» WHAT YOU SHOULD DO
In your copy, leave out the pictures and repeat the entries below exactly.

--- START OF AVAILABLE DATA ---

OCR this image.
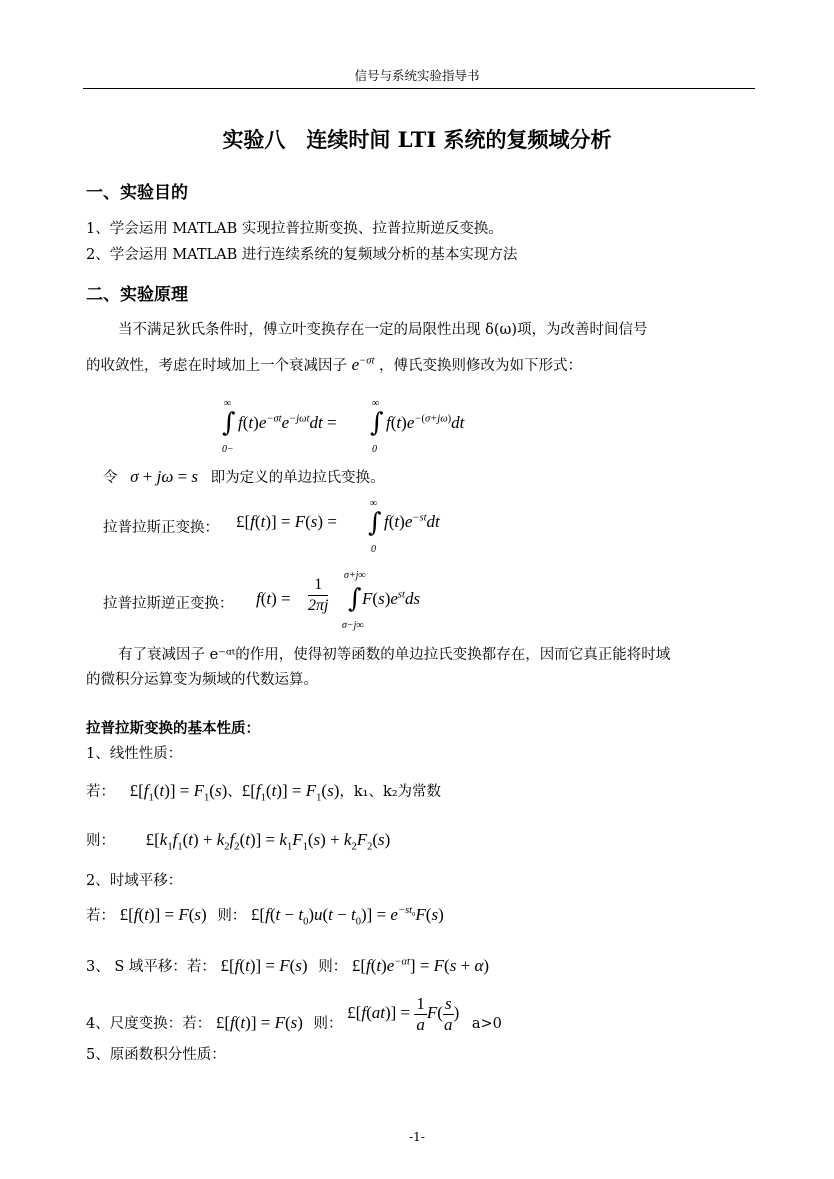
信号与系统实验指导书
实验八　连续时间 LTI 系统的复频域分析
一、实验目的
1、学会运用 MATLAB 实现拉普拉斯变换、拉普拉斯逆反变换。
2、学会运用 MATLAB 进行连续系统的复频域分析的基本实现方法
二、实验原理
当不满足狄氏条件时，傅立叶变换存在一定的局限性出现 δ(ω)项，为改善时间信号
的收敛性，考虑在时域加上一个衰减因子 $e^{-\sigma t}$ ，傅氏变换则修改为如下形式：
∞
∫
0−
$f(t)e^{-\sigma t}e^{-j\omega t}dt$ =
∞
∫
0
$f(t)e^{-(\sigma+j\omega)}dt$
令 σ + jω = s 即为定义的单边拉氏变换。
拉普拉斯正变换： £[f(t)] = F(s) =
∞
∫
0
$f(t)e^{-st}dt$
拉普拉斯逆正变换： $f(t) = \frac{1}{2\pi j} \sigma+j\infty$
∫
σ−j∞
$F(s)e^{st}ds$
有了衰减因子 e⁻ᵅᵗ的作用，使得初等函数的单边拉氏变换都存在，因而它真正能将时域
的微积分运算变为频域的代数运算。
拉普拉斯变换的基本性质：
1、线性性质：
若： $£[f_1(t)] = F_1(s)$、$£[f_1(t)] = F_1(s)$，k₁、k₂为常数
则： $£[k_1f_1(t) + k_2f_2(t)] = k_1F_1(s) + k_2F_2(s)$
2、时域平移：
若： £[f(t)] = F(s) 则： £[f(t − $t_0)u(t - t_0)] = e^{-st_0}F(s)$
3、 S 域平移：若： £[f(t)] = F(s) 则： $£[f(t)e^{-\alpha t}] = F(s + \alpha)$
4、尺度变换：若： £[f(t)] = F(s) 则： £[f(at)] = $\frac{1}{a} F( \frac{s}{a}$ ) a>0
5、原函数积分性质：
-1-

--- END OF AVAILABLE DATA ---

» EXERCISE RESULT
OCR this image.
信号与系统实验指导书
实验八　连续时间 LTI 系统的复频域分析
一、实验目的
1、学会运用 MATLAB 实现拉普拉斯变换、拉普拉斯逆反变换。
2、学会运用 MATLAB 进行连续系统的复频域分析的基本实现方法
二、实验原理
当不满足狄氏条件时，傅立叶变换存在一定的局限性出现 δ(ω)项，为改善时间信号
的收敛性，考虑在时域加上一个衰减因子 $e^{-\sigma t}$ ，傅氏变换则修改为如下形式：
∞
∫
0−
$f(t)e^{-\sigma t}e^{-j\omega t}dt$ =
∞
∫
0
$f(t)e^{-(\sigma+j\omega)}dt$
令 σ + jω = s 即为定义的单边拉氏变换。
拉普拉斯正变换： £[f(t)] = F(s) =
∞
∫
0
$f(t)e^{-st}dt$
拉普拉斯逆正变换： $f(t) = \frac{1}{2\pi j} \sigma+j\infty$
∫
σ−j∞
$F(s)e^{st}ds$
有了衰减因子 e⁻ᵅᵗ的作用，使得初等函数的单边拉氏变换都存在，因而它真正能将时域
的微积分运算变为频域的代数运算。
拉普拉斯变换的基本性质：
1、线性性质：
若： $£[f_1(t)] = F_1(s)$、$£[f_1(t)] = F_1(s)$，k₁、k₂为常数
则： $£[k_1f_1(t) + k_2f_2(t)] = k_1F_1(s) + k_2F_2(s)$
2、时域平移：
若： £[f(t)] = F(s) 则： £[f(t − $t_0)u(t - t_0)] = e^{-st_0}F(s)$
3、 S 域平移：若： £[f(t)] = F(s) 则： $£[f(t)e^{-\alpha t}] = F(s + \alpha)$
4、尺度变换：若： £[f(t)] = F(s) 则： £[f(at)] = $\frac{1}{a} F( \frac{s}{a}$ ) a>0
5、原函数积分性质：
-1-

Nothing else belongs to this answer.